Your task → Provide only the number of lines in the data below that contain the string "Bitte".

Entries provided →
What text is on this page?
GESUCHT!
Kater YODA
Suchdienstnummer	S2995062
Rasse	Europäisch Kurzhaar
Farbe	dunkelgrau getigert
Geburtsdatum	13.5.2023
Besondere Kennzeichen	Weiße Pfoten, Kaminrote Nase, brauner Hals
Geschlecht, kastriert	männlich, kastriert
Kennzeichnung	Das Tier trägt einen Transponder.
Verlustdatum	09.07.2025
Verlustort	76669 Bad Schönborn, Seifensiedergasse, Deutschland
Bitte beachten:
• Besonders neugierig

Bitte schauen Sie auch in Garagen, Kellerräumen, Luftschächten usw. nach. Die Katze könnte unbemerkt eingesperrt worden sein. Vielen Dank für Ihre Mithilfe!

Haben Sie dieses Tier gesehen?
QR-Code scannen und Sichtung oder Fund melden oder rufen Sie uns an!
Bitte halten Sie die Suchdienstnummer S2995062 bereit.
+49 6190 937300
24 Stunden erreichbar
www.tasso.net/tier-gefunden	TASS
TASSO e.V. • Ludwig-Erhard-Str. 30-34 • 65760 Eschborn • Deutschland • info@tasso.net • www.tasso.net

Complete response → 3